* begin DATA ENTRIES *
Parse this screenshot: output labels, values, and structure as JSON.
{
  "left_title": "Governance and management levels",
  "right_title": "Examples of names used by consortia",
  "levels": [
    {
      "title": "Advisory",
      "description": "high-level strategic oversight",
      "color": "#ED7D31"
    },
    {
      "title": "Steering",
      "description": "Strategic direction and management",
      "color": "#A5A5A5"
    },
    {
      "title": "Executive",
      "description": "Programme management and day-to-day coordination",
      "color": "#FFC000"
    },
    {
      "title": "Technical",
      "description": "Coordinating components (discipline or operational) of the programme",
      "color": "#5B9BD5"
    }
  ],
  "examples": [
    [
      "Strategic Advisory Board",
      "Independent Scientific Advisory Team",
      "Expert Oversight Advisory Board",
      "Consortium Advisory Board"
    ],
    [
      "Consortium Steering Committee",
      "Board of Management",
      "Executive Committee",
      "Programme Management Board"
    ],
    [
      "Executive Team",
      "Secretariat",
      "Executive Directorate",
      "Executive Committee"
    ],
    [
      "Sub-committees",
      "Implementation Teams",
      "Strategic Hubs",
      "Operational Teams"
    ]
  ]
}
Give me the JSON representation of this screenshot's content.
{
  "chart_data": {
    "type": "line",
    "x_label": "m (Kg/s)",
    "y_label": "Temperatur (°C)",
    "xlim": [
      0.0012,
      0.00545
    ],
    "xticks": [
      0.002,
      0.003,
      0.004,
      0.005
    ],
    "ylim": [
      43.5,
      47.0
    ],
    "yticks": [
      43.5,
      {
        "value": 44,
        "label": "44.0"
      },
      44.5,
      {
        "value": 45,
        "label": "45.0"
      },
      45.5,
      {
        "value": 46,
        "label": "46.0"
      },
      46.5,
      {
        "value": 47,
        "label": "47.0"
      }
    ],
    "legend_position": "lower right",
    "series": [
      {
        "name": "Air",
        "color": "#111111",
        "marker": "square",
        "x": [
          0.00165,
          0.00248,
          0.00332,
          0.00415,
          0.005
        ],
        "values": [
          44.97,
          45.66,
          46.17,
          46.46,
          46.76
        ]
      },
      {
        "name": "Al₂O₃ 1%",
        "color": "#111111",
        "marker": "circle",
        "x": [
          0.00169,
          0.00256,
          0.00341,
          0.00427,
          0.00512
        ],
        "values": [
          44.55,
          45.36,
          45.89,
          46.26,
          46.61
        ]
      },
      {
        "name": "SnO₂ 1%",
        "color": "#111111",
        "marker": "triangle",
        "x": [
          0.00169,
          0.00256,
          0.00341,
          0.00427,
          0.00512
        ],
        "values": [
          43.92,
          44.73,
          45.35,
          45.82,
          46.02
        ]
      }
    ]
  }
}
* end DATA ENTRIES *
● **TASK OBJECTIVE**: Pull out each record as written and restate it exactly.

● **OUTPUT FOR THIS EXERCISE**:
Parse this screenshot: output labels, values, and structure as JSON.
{
  "left_title": "Governance and management levels",
  "right_title": "Examples of names used by consortia",
  "levels": [
    {
      "title": "Advisory",
      "description": "high-level strategic oversight",
      "color": "#ED7D31"
    },
    {
      "title": "Steering",
      "description": "Strategic direction and management",
      "color": "#A5A5A5"
    },
    {
      "title": "Executive",
      "description": "Programme management and day-to-day coordination",
      "color": "#FFC000"
    },
    {
      "title": "Technical",
      "description": "Coordinating components (discipline or operational) of the programme",
      "color": "#5B9BD5"
    }
  ],
  "examples": [
    [
      "Strategic Advisory Board",
      "Independent Scientific Advisory Team",
      "Expert Oversight Advisory Board",
      "Consortium Advisory Board"
    ],
    [
      "Consortium Steering Committee",
      "Board of Management",
      "Executive Committee",
      "Programme Management Board"
    ],
    [
      "Executive Team",
      "Secretariat",
      "Executive Directorate",
      "Executive Committee"
    ],
    [
      "Sub-committees",
      "Implementation Teams",
      "Strategic Hubs",
      "Operational Teams"
    ]
  ]
}
Give me the JSON representation of this screenshot's content.
{
  "chart_data": {
    "type": "line",
    "x_label": "m (Kg/s)",
    "y_label": "Temperatur (°C)",
    "xlim": [
      0.0012,
      0.00545
    ],
    "xticks": [
      0.002,
      0.003,
      0.004,
      0.005
    ],
    "ylim": [
      43.5,
      47.0
    ],
    "yticks": [
      43.5,
      {
        "value": 44,
        "label": "44.0"
      },
      44.5,
      {
        "value": 45,
        "label": "45.0"
      },
      45.5,
      {
        "value": 46,
        "label": "46.0"
      },
      46.5,
      {
        "value": 47,
        "label": "47.0"
      }
    ],
    "legend_position": "lower right",
    "series": [
      {
        "name": "Air",
        "color": "#111111",
        "marker": "square",
        "x": [
          0.00165,
          0.00248,
          0.00332,
          0.00415,
          0.005
        ],
        "values": [
          44.97,
          45.66,
          46.17,
          46.46,
          46.76
        ]
      },
      {
        "name": "Al₂O₃ 1%",
        "color": "#111111",
        "marker": "circle",
        "x": [
          0.00169,
          0.00256,
          0.00341,
          0.00427,
          0.00512
        ],
        "values": [
          44.55,
          45.36,
          45.89,
          46.26,
          46.61
        ]
      },
      {
        "name": "SnO₂ 1%",
        "color": "#111111",
        "marker": "triangle",
        "x": [
          0.00169,
          0.00256,
          0.00341,
          0.00427,
          0.00512
        ],
        "values": [
          43.92,
          44.73,
          45.35,
          45.82,
          46.02
        ]
      }
    ]
  }
}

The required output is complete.